WORK TO DO>
a) Answer these questions about the mailing-list post on instruction prefixes, one per line, marked (i), (ii) and (iii):
(i) Who sent the post?
(ii) Which operations does the quoted reply name as not commutative?
(iii) Whose message is quoted in the post, and at what time was it sent?
b) Reproduce, word for word, the stretch of the mailing-list post on instruction prefixes from "Note for Luke: this" through "down into scalars?".

TEXT SEGMENT>
>> Begin
[libre-riscv-dev] Instruction sorta-prefixes for easier high-register access

Jacob Lifshay programmerjake at gmail.com
Sun Jan 27 23:36:36 GMT 2019


Note for Luke: this has old stuff, so don't skip over

On Sun, Jan 27, 2019, 08:11 Aleksandar Kostovic <
alexandar.kostovic at gmail.com wrote:

> >
> > you forgot rs2. some ops (shift, mulhsu, sub, div, mod, etc.) are not
> > commutative, so it'd be nice to have both scalar<<vector and
> > vector<<scalar.
>
>
> So you are suggesting that we should builds custom op codes that take like
> a range of scalars and turn it into a vector and opcodes that take vectors
> and broke it down into scalars?
>> End
DATASET EXCERPTS>
>> Begin
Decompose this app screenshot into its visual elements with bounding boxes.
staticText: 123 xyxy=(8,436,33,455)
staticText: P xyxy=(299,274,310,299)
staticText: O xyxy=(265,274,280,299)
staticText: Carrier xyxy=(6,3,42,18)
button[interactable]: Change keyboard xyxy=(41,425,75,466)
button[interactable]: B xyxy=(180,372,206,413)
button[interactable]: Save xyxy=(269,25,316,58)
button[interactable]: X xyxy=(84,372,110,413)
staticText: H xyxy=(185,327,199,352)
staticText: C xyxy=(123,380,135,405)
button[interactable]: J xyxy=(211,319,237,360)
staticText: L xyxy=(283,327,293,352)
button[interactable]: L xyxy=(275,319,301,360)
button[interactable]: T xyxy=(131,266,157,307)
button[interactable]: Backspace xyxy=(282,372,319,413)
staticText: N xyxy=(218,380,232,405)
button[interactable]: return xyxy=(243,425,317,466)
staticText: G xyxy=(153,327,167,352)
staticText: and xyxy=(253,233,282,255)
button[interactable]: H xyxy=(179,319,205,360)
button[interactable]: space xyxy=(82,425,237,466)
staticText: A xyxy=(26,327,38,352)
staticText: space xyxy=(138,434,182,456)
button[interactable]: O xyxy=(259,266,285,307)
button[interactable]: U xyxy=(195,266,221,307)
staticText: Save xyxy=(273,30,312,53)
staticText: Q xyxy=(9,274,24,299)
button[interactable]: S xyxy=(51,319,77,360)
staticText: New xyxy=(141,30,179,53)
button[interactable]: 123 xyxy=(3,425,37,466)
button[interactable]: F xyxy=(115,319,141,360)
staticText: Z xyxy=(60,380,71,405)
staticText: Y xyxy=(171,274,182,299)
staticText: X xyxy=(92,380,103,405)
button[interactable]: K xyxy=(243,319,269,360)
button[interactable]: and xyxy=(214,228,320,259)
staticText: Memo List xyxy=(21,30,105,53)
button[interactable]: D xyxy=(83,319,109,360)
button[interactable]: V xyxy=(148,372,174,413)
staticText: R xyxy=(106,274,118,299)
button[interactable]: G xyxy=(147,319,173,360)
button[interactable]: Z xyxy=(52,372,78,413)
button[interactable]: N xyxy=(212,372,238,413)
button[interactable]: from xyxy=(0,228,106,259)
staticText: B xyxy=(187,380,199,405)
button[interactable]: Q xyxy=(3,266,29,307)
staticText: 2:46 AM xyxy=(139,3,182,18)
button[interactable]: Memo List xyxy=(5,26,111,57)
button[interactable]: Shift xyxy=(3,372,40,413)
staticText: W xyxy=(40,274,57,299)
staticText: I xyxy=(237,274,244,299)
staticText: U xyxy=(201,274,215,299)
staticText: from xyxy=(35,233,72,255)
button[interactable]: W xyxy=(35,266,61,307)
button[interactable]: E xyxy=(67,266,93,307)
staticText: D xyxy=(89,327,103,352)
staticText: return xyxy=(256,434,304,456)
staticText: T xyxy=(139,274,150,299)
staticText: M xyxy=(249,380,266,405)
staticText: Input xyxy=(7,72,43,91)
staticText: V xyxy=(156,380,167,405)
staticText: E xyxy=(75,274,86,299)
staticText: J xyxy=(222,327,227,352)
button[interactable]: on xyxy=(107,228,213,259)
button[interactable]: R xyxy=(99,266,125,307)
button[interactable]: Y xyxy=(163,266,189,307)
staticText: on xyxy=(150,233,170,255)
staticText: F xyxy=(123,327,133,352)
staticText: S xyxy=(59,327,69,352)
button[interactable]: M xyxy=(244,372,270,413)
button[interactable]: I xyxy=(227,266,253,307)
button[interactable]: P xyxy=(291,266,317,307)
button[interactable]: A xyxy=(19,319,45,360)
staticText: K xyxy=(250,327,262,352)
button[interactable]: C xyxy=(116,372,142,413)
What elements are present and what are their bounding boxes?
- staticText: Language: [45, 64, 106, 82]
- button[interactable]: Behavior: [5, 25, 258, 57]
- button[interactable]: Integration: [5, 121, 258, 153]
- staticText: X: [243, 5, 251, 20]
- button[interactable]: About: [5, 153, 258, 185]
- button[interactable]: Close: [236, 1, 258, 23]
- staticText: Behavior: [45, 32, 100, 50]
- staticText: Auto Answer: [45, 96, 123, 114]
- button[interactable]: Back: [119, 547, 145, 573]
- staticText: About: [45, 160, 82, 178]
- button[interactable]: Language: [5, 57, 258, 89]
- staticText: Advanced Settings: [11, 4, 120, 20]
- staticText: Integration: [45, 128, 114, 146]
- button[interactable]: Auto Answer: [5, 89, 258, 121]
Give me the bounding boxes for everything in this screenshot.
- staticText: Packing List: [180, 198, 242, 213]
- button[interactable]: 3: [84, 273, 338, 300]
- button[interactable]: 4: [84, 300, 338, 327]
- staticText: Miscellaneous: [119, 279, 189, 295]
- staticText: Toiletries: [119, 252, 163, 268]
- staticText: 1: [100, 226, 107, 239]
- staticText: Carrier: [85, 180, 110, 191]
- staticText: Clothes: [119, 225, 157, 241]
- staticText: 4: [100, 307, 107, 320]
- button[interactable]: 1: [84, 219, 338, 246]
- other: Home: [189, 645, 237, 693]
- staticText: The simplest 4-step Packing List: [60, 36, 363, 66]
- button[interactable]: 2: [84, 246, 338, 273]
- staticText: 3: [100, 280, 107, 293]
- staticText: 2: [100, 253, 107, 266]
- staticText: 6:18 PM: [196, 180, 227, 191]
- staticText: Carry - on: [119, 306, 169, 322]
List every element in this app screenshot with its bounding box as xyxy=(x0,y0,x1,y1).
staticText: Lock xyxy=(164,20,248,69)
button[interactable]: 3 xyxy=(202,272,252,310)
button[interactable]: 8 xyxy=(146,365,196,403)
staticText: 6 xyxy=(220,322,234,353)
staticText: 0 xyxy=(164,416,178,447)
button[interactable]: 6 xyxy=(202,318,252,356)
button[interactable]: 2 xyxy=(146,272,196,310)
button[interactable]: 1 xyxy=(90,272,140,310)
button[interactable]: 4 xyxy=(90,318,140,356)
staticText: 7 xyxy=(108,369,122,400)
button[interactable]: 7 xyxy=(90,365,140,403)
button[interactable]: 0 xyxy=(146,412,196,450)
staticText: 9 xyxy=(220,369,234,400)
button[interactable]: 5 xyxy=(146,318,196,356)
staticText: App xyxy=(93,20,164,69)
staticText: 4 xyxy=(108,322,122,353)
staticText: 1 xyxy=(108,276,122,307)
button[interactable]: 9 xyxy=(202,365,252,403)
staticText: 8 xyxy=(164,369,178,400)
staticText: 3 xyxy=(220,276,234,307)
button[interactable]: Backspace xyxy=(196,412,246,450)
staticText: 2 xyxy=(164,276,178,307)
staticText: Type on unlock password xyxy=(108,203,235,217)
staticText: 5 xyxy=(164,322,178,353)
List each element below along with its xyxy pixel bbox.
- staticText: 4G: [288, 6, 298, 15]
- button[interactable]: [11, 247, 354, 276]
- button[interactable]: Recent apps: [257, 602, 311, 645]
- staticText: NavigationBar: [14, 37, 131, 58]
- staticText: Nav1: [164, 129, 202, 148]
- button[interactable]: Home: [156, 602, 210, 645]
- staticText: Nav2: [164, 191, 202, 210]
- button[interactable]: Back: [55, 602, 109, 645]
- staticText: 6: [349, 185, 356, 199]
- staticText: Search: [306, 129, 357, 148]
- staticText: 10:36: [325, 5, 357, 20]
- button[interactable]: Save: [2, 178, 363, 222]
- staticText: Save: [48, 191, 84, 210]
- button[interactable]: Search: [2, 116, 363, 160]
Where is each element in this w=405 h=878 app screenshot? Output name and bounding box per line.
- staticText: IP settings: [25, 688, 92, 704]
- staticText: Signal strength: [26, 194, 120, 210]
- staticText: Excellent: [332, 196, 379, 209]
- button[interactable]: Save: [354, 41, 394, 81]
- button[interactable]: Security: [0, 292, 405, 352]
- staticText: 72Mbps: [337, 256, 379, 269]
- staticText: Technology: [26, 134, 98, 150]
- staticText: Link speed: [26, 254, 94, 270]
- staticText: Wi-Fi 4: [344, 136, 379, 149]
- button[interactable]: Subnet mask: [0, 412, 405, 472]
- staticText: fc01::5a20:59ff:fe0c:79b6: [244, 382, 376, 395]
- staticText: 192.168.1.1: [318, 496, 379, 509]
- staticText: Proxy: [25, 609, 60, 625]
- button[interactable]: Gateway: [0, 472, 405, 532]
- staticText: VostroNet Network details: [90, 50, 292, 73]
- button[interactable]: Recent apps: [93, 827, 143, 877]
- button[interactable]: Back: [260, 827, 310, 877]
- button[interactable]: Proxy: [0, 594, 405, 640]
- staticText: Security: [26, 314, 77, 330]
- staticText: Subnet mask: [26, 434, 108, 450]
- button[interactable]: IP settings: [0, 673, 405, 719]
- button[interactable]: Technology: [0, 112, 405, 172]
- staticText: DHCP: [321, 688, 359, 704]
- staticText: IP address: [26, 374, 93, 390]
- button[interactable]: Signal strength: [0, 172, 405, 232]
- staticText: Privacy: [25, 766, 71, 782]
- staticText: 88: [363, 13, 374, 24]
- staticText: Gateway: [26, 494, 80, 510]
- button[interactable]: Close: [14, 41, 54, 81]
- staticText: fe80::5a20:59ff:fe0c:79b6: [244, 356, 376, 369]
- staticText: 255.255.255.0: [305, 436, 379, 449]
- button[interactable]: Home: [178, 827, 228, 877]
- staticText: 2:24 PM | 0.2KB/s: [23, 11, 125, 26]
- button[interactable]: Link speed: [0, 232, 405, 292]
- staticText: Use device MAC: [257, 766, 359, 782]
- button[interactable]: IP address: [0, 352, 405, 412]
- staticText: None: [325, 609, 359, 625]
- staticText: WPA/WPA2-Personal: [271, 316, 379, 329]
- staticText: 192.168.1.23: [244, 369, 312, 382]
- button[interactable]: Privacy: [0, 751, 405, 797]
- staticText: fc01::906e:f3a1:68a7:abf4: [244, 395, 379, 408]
>> End
SOLVED TASKS>
a)
(i) Jacob Lifshay
(ii) Shift, mulhsu, sub, div, mod, etc.
(iii) Aleksandar Kostovic's, sent at 08:11 on Sun, Jan 27, 2019

b)
Note for Luke: this has old stuff, so don't skip over

On Sun, Jan 27, 2019, 08:11 Aleksandar Kostovic <
alexandar.kostovic at gmail.com wrote:

> >
> > you forgot rs2. some ops (shift, mulhsu, sub, div, mod, etc.) are not
> > commutative, so it'd be nice to have both scalar<<vector and
> > vector<<scalar.
>
>
> So you are suggesting that we should builds custom op codes that take like
> a range of scalars and turn it into a vector and opcodes that take vectors
> and broke it down into scalars?